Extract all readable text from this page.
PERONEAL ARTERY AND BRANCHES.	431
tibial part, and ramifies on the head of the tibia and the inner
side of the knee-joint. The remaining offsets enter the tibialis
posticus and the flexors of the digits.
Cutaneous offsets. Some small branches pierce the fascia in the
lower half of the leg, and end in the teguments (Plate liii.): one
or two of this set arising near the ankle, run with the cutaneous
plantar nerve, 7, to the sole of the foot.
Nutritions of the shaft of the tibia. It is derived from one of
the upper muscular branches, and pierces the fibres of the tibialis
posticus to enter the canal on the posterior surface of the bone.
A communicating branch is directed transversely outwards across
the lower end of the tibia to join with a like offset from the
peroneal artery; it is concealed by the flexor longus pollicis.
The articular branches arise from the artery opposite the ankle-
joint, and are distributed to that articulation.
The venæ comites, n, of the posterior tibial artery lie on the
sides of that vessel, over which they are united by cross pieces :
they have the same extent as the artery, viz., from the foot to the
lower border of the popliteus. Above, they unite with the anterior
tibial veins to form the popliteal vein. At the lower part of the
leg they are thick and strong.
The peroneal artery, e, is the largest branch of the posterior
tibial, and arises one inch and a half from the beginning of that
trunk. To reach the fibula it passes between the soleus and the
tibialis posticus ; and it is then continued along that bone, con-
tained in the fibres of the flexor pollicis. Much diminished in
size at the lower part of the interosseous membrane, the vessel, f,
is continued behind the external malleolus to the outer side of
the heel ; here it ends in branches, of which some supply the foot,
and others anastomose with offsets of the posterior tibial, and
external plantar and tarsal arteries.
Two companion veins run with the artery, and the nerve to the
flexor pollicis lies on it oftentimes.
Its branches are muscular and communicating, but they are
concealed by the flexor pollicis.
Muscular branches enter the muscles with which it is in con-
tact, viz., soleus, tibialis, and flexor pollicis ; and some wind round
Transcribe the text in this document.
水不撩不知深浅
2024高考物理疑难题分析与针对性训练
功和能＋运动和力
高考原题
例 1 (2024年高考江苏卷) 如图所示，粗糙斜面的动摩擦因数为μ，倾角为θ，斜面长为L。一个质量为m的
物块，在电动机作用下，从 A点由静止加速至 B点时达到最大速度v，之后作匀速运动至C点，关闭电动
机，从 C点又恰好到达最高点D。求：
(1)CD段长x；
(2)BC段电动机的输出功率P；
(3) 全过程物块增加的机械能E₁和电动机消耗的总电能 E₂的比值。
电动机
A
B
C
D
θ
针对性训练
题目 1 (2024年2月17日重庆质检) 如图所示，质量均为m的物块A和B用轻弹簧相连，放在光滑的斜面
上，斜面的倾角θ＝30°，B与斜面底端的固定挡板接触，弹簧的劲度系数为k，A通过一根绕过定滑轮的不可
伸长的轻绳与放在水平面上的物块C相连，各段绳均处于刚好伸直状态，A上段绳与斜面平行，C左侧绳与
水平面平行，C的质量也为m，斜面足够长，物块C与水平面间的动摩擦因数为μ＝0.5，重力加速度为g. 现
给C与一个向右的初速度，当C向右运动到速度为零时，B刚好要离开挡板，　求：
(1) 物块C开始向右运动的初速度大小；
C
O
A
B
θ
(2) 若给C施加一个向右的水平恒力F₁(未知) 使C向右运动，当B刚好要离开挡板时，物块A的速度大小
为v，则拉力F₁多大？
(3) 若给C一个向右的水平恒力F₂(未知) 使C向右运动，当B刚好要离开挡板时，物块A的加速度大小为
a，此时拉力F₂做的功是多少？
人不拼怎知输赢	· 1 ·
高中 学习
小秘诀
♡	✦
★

...

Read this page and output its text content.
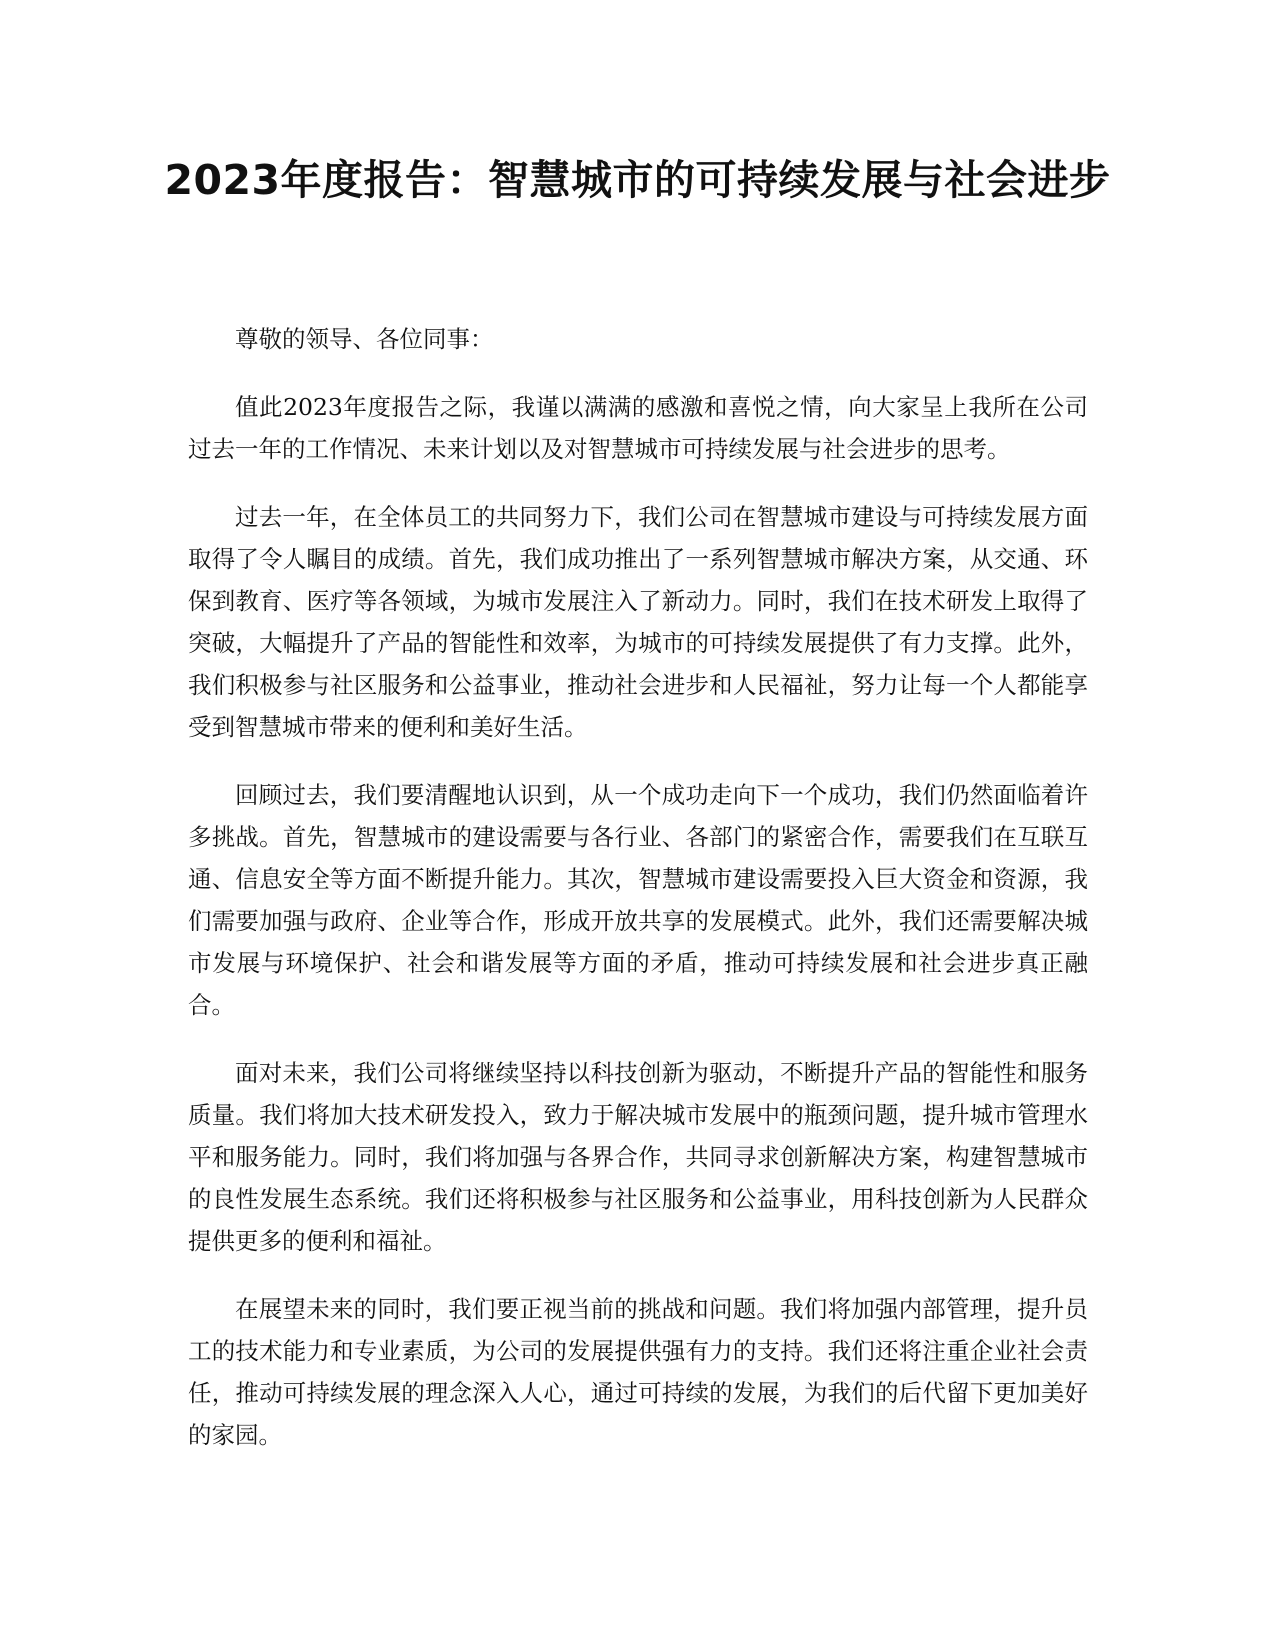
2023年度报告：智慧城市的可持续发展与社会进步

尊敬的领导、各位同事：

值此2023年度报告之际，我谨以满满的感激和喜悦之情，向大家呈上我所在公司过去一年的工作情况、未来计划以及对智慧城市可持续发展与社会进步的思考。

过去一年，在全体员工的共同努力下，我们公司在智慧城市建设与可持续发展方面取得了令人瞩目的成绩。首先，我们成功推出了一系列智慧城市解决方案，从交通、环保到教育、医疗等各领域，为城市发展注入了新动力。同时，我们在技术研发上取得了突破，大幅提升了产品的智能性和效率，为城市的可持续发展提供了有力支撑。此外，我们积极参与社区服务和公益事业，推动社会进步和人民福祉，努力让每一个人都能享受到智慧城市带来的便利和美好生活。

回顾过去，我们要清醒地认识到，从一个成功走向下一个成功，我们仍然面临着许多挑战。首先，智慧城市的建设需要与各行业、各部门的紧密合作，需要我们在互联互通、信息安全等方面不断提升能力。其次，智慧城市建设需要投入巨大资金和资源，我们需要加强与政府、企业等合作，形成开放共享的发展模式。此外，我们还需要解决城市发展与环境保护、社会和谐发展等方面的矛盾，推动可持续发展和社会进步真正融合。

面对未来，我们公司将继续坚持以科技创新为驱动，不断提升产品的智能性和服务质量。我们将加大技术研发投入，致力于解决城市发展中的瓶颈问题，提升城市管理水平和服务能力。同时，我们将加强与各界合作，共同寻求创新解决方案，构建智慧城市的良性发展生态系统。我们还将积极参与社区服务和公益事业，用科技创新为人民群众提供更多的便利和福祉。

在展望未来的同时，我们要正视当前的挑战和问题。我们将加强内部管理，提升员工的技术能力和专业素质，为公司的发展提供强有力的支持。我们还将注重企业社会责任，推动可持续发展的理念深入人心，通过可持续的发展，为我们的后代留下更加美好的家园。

* * *

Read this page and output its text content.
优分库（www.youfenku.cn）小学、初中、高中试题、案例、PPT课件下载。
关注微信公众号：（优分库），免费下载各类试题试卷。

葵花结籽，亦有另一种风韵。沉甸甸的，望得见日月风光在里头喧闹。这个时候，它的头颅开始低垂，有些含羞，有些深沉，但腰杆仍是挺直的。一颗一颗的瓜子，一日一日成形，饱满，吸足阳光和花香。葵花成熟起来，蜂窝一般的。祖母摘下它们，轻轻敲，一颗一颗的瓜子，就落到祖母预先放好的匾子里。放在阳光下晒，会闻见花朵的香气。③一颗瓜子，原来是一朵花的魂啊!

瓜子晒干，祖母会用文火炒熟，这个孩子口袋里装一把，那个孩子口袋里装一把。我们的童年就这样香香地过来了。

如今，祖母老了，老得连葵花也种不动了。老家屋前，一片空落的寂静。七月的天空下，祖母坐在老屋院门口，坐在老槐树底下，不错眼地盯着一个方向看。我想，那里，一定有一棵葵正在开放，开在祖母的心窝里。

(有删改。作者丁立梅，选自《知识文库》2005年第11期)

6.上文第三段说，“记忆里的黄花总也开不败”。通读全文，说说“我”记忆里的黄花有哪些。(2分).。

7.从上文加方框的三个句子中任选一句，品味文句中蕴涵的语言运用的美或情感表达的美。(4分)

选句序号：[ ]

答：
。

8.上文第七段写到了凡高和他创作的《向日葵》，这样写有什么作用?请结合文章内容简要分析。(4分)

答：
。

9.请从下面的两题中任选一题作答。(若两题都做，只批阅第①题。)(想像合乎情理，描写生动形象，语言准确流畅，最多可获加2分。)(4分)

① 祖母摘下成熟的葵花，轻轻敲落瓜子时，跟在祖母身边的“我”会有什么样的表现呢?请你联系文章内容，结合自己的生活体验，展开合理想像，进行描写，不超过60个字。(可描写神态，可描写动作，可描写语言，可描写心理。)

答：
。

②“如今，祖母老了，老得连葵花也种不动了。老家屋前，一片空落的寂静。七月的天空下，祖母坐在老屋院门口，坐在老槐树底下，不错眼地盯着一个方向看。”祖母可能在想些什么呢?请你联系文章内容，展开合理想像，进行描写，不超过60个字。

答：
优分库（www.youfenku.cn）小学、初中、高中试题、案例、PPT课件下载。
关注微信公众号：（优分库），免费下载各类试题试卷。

• WORK INSTRUCTIONS: Pick out every line of the listing containing the word "from", and show those lines.

• SOLUTION TO THIS EXERCISE:
Extract all readable text from this page.
Nutritions of the shaft of the tibia. It is derived from one of
the lower end of the tibia to join with a like offset from the
The articular branches arise from the artery opposite the ankle-
they have the same extent as the artery, viz., from the foot to the
tibial, and arises one inch and a half from the beginning of that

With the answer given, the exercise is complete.